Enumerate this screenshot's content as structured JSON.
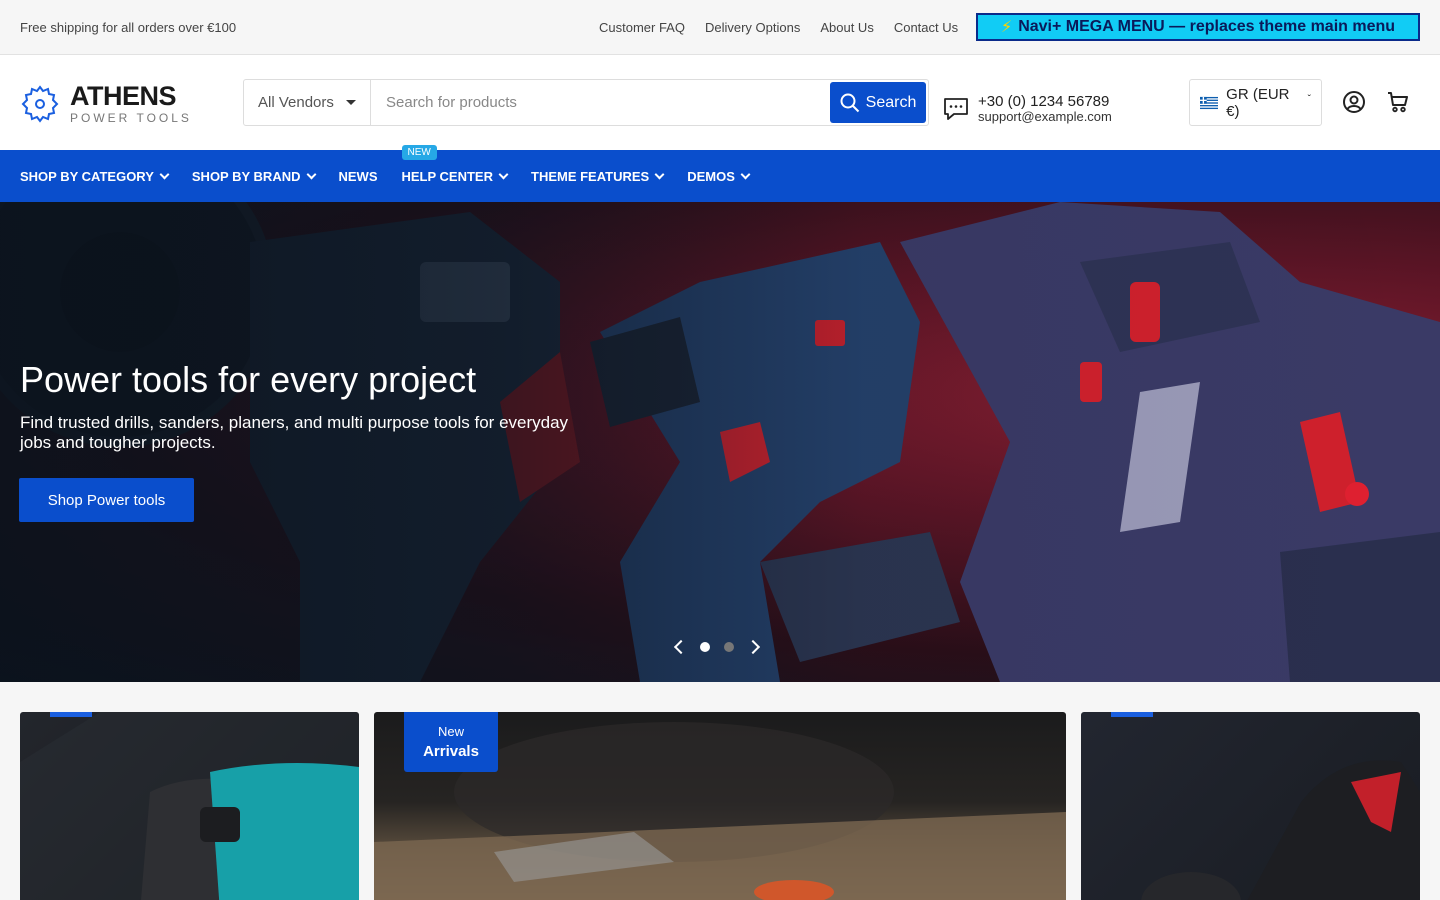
{
  "topbar": {
    "shipping": "Free shipping for all orders over €100",
    "links": [
      "Customer FAQ",
      "Delivery Options",
      "About Us",
      "Contact Us"
    ],
    "mega_menu": "Navi+ MEGA MENU — replaces theme main menu"
  },
  "header": {
    "logo_title": "ATHENS",
    "logo_subtitle": "POWER TOOLS",
    "vendor_select": "All Vendors",
    "search_placeholder": "Search for products",
    "search_button": "Search",
    "phone": "+30 (0) 1234 56789",
    "email": "support@example.com",
    "currency": "GR (EUR €)"
  },
  "nav": {
    "items": [
      "SHOP BY CATEGORY",
      "SHOP BY BRAND",
      "NEWS",
      "HELP CENTER",
      "THEME FEATURES",
      "DEMOS"
    ],
    "new_badge": "NEW"
  },
  "hero": {
    "title": "Power tools for every project",
    "subtitle": "Find trusted drills, sanders, planers, and multi purpose tools for everyday jobs and tougher projects.",
    "cta": "Shop Power tools",
    "slides": 2,
    "active_slide": 1
  },
  "cards": {
    "new_tag_line1": "New",
    "new_tag_line2": "Arrivals"
  },
  "colors": {
    "primary": "#0a4ecc",
    "mega": "#11ccf5",
    "badge": "#26a8e6"
  }
}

+++

WORK TO BE COMPLETED.
Using the material above, report each line where "Search" occurs.

WRITTEN REPLY.
    "search_placeholder": "Search for products",
    "search_button": "Search",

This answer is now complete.